The Nikkor Z 24-70mm F4 S is a constant-aperture, moderate-speed zoom for the full-frame mirrorless Nikon Z-series cameras and is offered as a kit lens for both the Nikon Z 6 and the high-resolution Z 7.
It features a retractable design and adopts 14 elements in 11 groups, which include one aspherical extra-low dispersion (ED), one spherical ED, and three aspherical elements. It also has nano crystal and Nikon integrated coatings to help mitigate flare and ghosting, while it uses a fluorine coating to help keep the front element clean.
Like others in the S-series, it has a rounded aperture to improve the disk-shaped rendering of out-of-focus highlights, and it is sealed against dust and moisture. The new lens also features an internal focusing system that uses a stepping motor and has a mechanism to reduce the effects of “focus breathing.’ The minimum focusing distance is 30cm (11.8″).
Externally, there’s a wide rubber zoom ring and a narrow, ribbed metal collar used by default for manual focus; however, it is customizable and can be set to adjust aperture values or exposure compensation.
Measuring 77.5 mm x 88.5 mm (3.07” x 3.5”) when retracted, and weighing 500 grams (1 lb, 1.7 oz), the new Nikkor Z 24-70mm F4 S is a relatively compact model.
- Full-frame format
- Available in Z-mount only
- Aperture range f/4–f/22
- 72mm filter thread
- Minimum focus distance: 30cm (11.8”)
- Weight: 500 grams (1 lb, 1.7 oz)
Overall lens image quality
For a compact, moderate-speed zoom, the Nikon Nikkor Z 24-70mm F/4 S achieves a very good overall balance in performance, with consistent sharpness an overriding theme.

(Source data)
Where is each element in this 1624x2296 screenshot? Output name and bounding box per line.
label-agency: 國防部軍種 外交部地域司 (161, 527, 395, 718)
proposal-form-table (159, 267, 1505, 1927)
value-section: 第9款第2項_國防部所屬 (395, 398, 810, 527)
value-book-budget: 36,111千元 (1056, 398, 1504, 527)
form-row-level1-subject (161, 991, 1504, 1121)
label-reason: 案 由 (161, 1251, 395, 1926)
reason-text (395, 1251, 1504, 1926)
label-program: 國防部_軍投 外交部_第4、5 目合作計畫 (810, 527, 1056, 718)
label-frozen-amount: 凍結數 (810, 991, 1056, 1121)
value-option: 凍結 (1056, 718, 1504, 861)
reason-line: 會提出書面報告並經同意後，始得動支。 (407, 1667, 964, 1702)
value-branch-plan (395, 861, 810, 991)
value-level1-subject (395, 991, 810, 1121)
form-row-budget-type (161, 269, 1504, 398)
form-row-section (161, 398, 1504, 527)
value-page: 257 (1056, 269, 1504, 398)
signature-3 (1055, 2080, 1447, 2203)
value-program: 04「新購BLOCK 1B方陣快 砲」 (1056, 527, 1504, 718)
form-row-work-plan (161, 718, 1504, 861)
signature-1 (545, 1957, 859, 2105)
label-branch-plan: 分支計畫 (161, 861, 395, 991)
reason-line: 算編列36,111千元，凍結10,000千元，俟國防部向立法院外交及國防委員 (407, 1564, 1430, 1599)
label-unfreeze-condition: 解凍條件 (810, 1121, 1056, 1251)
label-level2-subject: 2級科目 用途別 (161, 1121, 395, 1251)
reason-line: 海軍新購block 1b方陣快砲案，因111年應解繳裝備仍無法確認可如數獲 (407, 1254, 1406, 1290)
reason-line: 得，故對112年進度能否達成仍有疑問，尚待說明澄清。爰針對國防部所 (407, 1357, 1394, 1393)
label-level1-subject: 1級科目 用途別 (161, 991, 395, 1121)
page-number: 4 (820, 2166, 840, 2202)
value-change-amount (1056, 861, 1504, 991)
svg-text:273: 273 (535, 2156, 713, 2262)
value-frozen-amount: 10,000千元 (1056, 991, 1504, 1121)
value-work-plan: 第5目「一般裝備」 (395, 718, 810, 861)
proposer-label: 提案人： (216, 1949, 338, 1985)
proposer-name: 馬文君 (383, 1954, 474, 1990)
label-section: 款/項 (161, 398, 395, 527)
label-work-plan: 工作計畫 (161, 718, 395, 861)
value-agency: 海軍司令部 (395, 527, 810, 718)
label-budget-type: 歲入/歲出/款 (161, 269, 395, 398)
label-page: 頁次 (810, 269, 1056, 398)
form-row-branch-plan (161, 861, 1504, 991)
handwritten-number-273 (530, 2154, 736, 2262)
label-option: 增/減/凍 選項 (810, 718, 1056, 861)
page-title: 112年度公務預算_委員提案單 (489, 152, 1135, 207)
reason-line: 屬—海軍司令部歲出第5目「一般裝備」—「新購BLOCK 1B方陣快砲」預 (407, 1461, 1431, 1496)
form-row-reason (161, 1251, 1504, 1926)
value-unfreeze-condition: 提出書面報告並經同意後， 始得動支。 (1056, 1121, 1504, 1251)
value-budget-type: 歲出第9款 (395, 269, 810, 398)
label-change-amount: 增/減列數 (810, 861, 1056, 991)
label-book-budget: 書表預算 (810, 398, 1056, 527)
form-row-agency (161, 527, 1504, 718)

** TASKS **
(1) According to the lens description, how many elements and groups does the Nikkor Z 24-70mm F4 S use?
(2) Write out everything in the lens description from "Like others in" down to "is 30cm (11.8″).".

** RESPONSES FOR EACH TASK **
(1) 14 elements in 11 groups

(2)
Like others in the S-series, it has a rounded aperture to improve the disk-shaped rendering of out-of-focus highlights, and it is sealed against dust and moisture. The new lens also features an internal focusing system that uses a stepping motor and has a mechanism to reduce the effects of “focus breathing.’ The minimum focusing distance is 30cm (11.8″).